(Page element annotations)
========================================

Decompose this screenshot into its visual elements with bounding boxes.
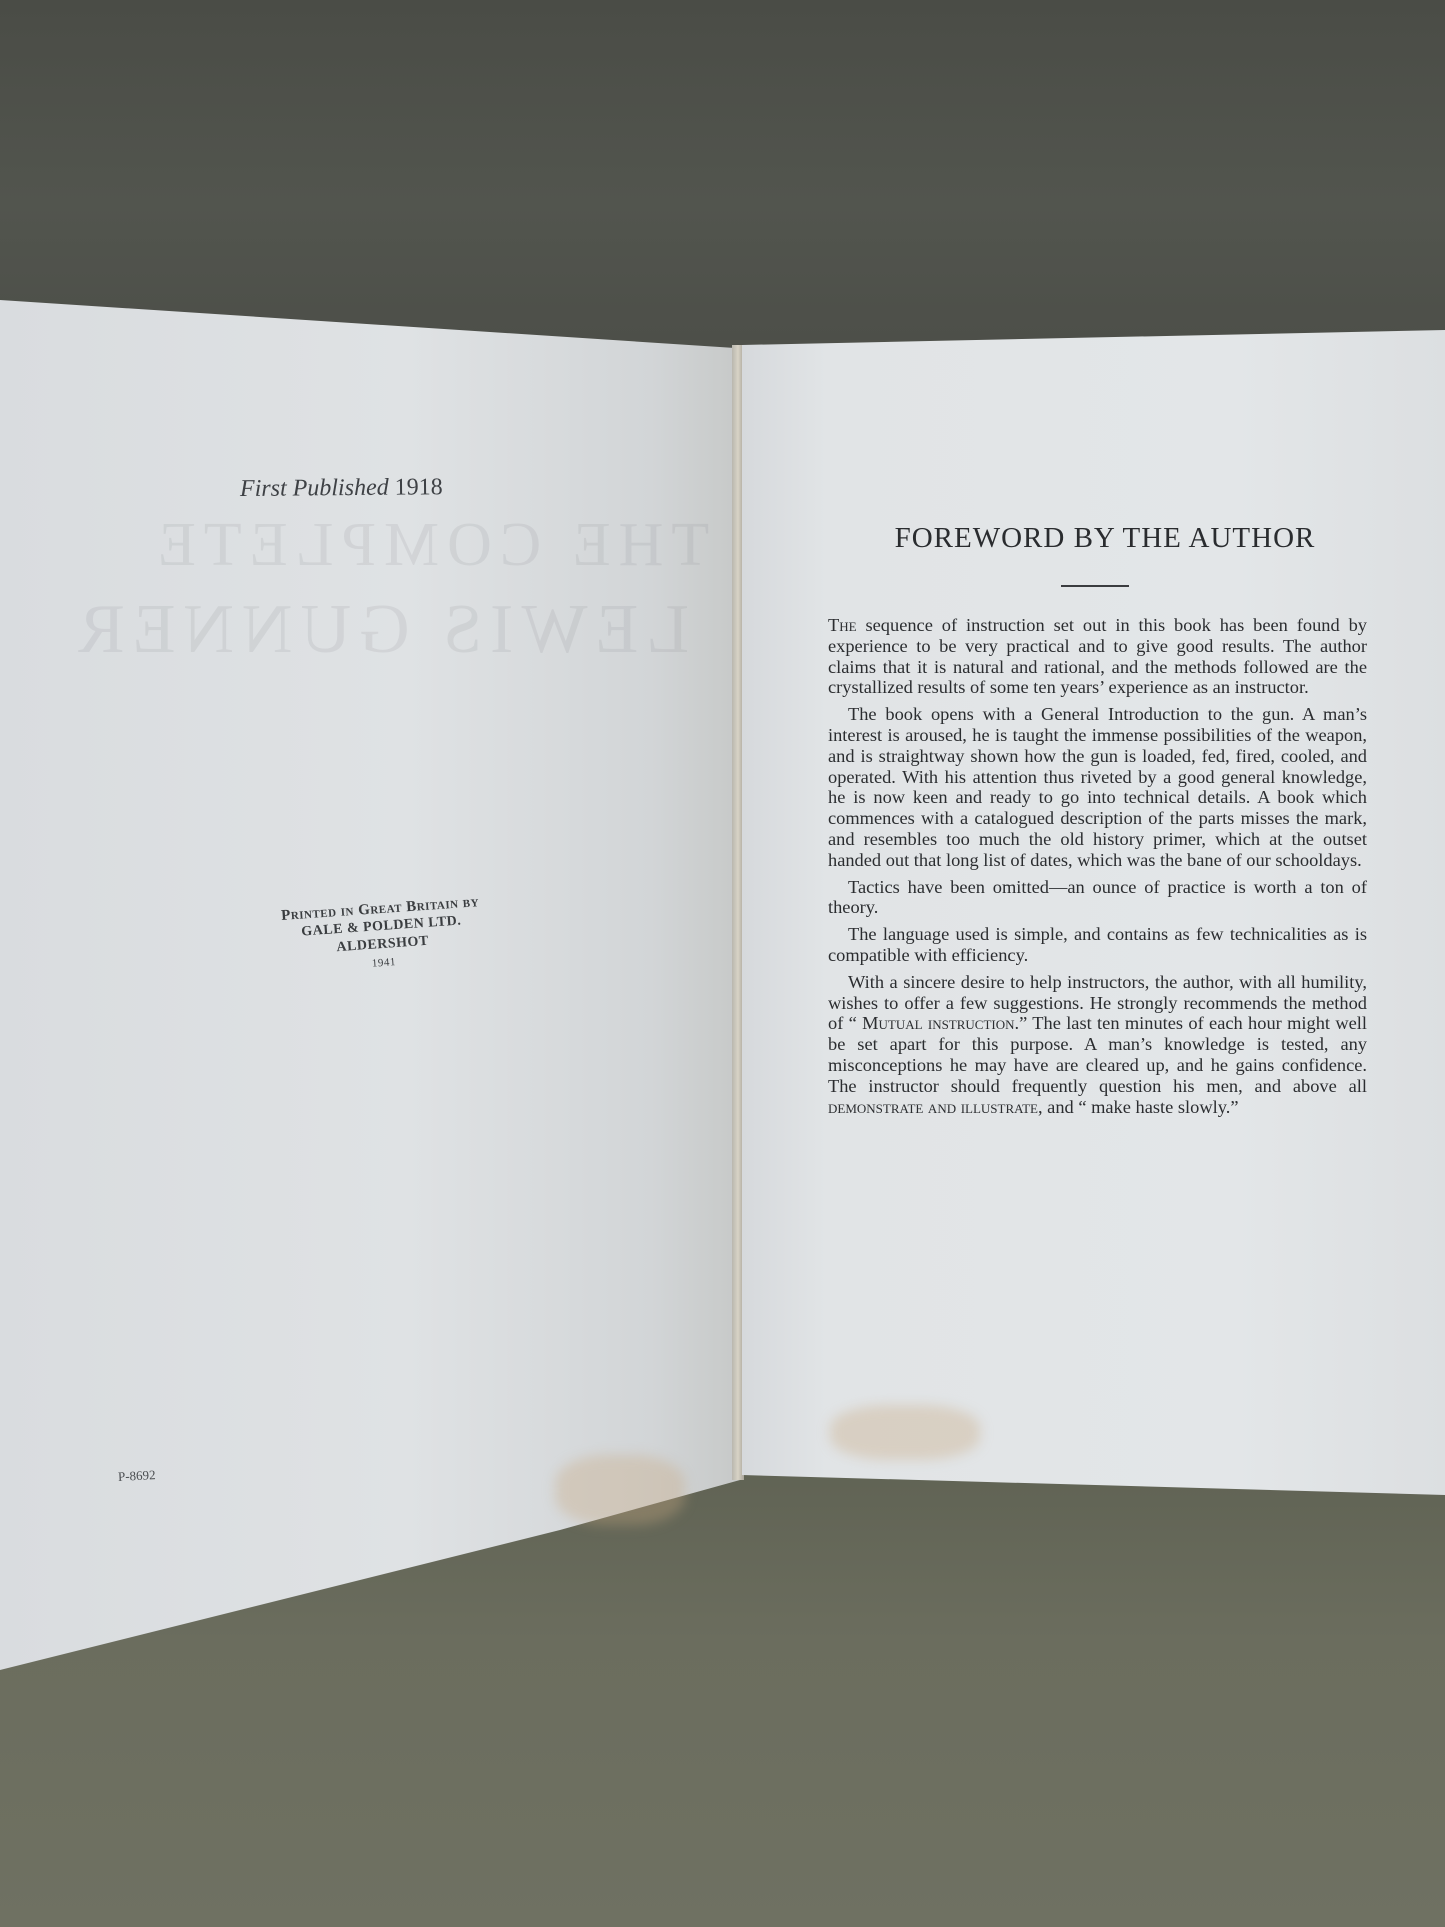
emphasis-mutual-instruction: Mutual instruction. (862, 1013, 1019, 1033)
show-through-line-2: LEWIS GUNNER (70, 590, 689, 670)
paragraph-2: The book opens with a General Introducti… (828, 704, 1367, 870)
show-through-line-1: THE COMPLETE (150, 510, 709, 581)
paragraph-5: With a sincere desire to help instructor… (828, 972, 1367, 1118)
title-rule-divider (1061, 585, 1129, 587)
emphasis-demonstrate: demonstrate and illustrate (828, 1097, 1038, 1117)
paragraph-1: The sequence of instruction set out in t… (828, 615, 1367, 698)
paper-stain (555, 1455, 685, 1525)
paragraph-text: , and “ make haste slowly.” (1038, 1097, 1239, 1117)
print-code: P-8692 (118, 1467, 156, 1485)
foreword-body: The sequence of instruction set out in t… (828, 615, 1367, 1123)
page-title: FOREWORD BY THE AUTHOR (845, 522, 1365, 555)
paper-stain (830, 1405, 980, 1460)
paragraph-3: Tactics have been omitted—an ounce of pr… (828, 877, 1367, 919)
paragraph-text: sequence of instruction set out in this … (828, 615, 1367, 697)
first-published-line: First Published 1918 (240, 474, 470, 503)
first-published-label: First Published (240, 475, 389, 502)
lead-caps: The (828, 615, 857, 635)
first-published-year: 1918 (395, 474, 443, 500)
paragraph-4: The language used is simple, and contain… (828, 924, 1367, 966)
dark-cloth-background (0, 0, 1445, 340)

========================================

▶ **THE TASK**
Swap "show-through" for "bleed-through" in the part of the records that opens with the line containing "emphasis-mutual-instruction: Mutual instruction." and closes with the line containing "paragraph-text: , and", changing nothing else. Give only those lines.

▶ **EXPECTED ANSWER**
emphasis-mutual-instruction: Mutual instruction. (862, 1013, 1019, 1033)
bleed-through-line-2: LEWIS GUNNER (70, 590, 689, 670)
paragraph-2: The book opens with a General Introducti… (828, 704, 1367, 870)
bleed-through-line-1: THE COMPLETE (150, 510, 709, 581)
paragraph-5: With a sincere desire to help instructor… (828, 972, 1367, 1118)
title-rule-divider (1061, 585, 1129, 587)
emphasis-demonstrate: demonstrate and illustrate (828, 1097, 1038, 1117)
paragraph-1: The sequence of instruction set out in t… (828, 615, 1367, 698)
paper-stain (555, 1455, 685, 1525)
paragraph-text: , and “ make haste slowly.” (1038, 1097, 1239, 1117)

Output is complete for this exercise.